> Work to do
Quote the whole listing exactly. Leave the pictures out of your copy.

> Record set
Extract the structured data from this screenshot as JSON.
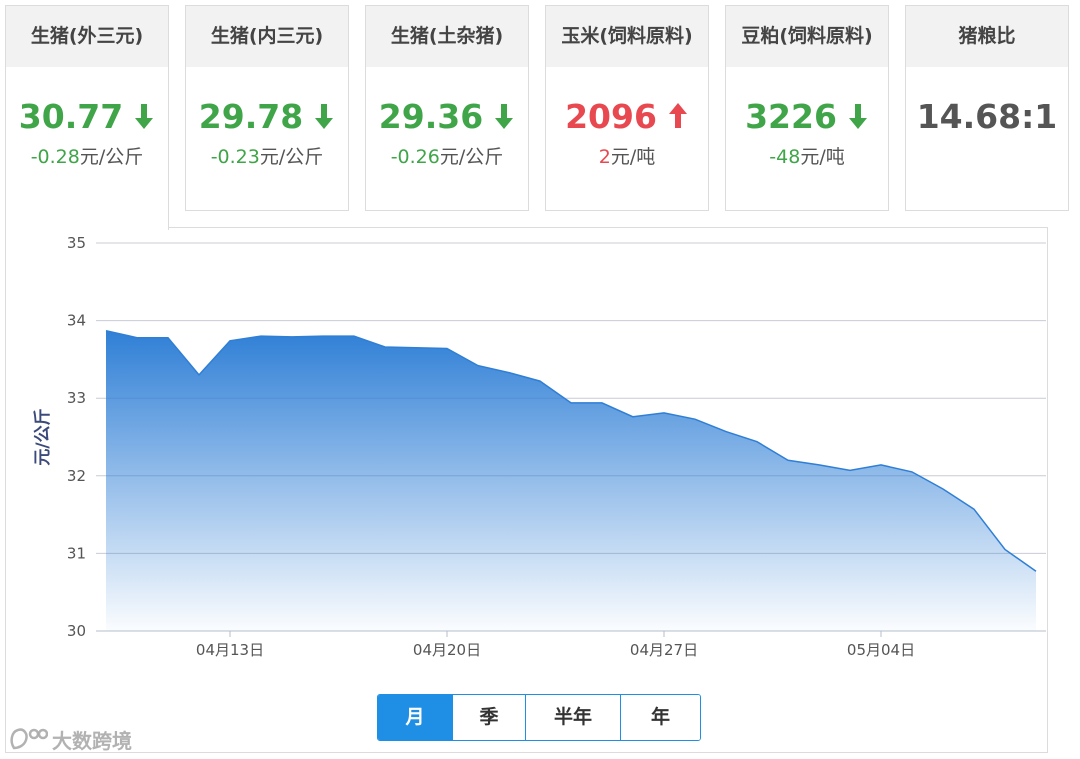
{
  "cards": [
    {
      "title": "生猪(外三元)",
      "price": "30.77",
      "change": "-0.28",
      "unit": "元/公斤",
      "trend": "down"
    },
    {
      "title": "生猪(内三元)",
      "price": "29.78",
      "change": "-0.23",
      "unit": "元/公斤",
      "trend": "down"
    },
    {
      "title": "生猪(土杂猪)",
      "price": "29.36",
      "change": "-0.26",
      "unit": "元/公斤",
      "trend": "down"
    },
    {
      "title": "玉米(饲料原料)",
      "price": "2096",
      "change": "2",
      "unit": "元/吨",
      "trend": "up"
    },
    {
      "title": "豆粕(饲料原料)",
      "price": "3226",
      "change": "-48",
      "unit": "元/吨",
      "trend": "down"
    },
    {
      "title": "猪粮比",
      "price": "14.68:1",
      "change": "",
      "unit": "",
      "trend": "none"
    }
  ],
  "colors": {
    "down": "#3fa548",
    "up": "#e8484f",
    "accent": "#1f8fe5",
    "area_top": "#2f7fd6"
  },
  "range_tabs": [
    {
      "label": "月",
      "active": true
    },
    {
      "label": "季",
      "active": false
    },
    {
      "label": "半年",
      "active": false
    },
    {
      "label": "年",
      "active": false
    }
  ],
  "watermark": "大数跨境",
  "chart_data": {
    "type": "area",
    "ylabel": "元/公斤",
    "xlabel": "",
    "ylim": [
      30,
      35
    ],
    "yticks": [
      30,
      31,
      32,
      33,
      34,
      35
    ],
    "grid": true,
    "x": [
      "04月09日",
      "04月10日",
      "04月11日",
      "04月12日",
      "04月13日",
      "04月14日",
      "04月15日",
      "04月16日",
      "04月17日",
      "04月18日",
      "04月19日",
      "04月20日",
      "04月21日",
      "04月22日",
      "04月23日",
      "04月24日",
      "04月25日",
      "04月26日",
      "04月27日",
      "04月28日",
      "04月29日",
      "04月30日",
      "05月01日",
      "05月02日",
      "05月03日",
      "05月04日",
      "05月05日",
      "05月06日",
      "05月07日",
      "05月08日",
      "05月09日"
    ],
    "xticks": [
      "04月13日",
      "04月20日",
      "04月27日",
      "05月04日"
    ],
    "series": [
      {
        "values": [
          33.87,
          33.78,
          33.78,
          33.3,
          33.74,
          33.8,
          33.79,
          33.8,
          33.8,
          33.66,
          33.65,
          33.64,
          33.42,
          33.33,
          33.22,
          32.94,
          32.94,
          32.76,
          32.81,
          32.73,
          32.57,
          32.44,
          32.2,
          32.14,
          32.07,
          32.14,
          32.05,
          31.83,
          31.57,
          31.05,
          30.77
        ]
      }
    ]
  }
}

> Exercise solution
Extract the structured data from this screenshot as JSON.
{
  "cards": [
    {
      "title": "生猪(外三元)",
      "price": "30.77",
      "change": "-0.28",
      "unit": "元/公斤",
      "trend": "down"
    },
    {
      "title": "生猪(内三元)",
      "price": "29.78",
      "change": "-0.23",
      "unit": "元/公斤",
      "trend": "down"
    },
    {
      "title": "生猪(土杂猪)",
      "price": "29.36",
      "change": "-0.26",
      "unit": "元/公斤",
      "trend": "down"
    },
    {
      "title": "玉米(饲料原料)",
      "price": "2096",
      "change": "2",
      "unit": "元/吨",
      "trend": "up"
    },
    {
      "title": "豆粕(饲料原料)",
      "price": "3226",
      "change": "-48",
      "unit": "元/吨",
      "trend": "down"
    },
    {
      "title": "猪粮比",
      "price": "14.68:1",
      "change": "",
      "unit": "",
      "trend": "none"
    }
  ],
  "colors": {
    "down": "#3fa548",
    "up": "#e8484f",
    "accent": "#1f8fe5",
    "area_top": "#2f7fd6"
  },
  "range_tabs": [
    {
      "label": "月",
      "active": true
    },
    {
      "label": "季",
      "active": false
    },
    {
      "label": "半年",
      "active": false
    },
    {
      "label": "年",
      "active": false
    }
  ],
  "watermark": "大数跨境",
  "chart_data": {
    "type": "area",
    "ylabel": "元/公斤",
    "xlabel": "",
    "ylim": [
      30,
      35
    ],
    "yticks": [
      30,
      31,
      32,
      33,
      34,
      35
    ],
    "grid": true,
    "x": [
      "04月09日",
      "04月10日",
      "04月11日",
      "04月12日",
      "04月13日",
      "04月14日",
      "04月15日",
      "04月16日",
      "04月17日",
      "04月18日",
      "04月19日",
      "04月20日",
      "04月21日",
      "04月22日",
      "04月23日",
      "04月24日",
      "04月25日",
      "04月26日",
      "04月27日",
      "04月28日",
      "04月29日",
      "04月30日",
      "05月01日",
      "05月02日",
      "05月03日",
      "05月04日",
      "05月05日",
      "05月06日",
      "05月07日",
      "05月08日",
      "05月09日"
    ],
    "xticks": [
      "04月13日",
      "04月20日",
      "04月27日",
      "05月04日"
    ],
    "series": [
      {
        "values": [
          33.87,
          33.78,
          33.78,
          33.3,
          33.74,
          33.8,
          33.79,
          33.8,
          33.8,
          33.66,
          33.65,
          33.64,
          33.42,
          33.33,
          33.22,
          32.94,
          32.94,
          32.76,
          32.81,
          32.73,
          32.57,
          32.44,
          32.2,
          32.14,
          32.07,
          32.14,
          32.05,
          31.83,
          31.57,
          31.05,
          30.77
        ]
      }
    ]
  }
}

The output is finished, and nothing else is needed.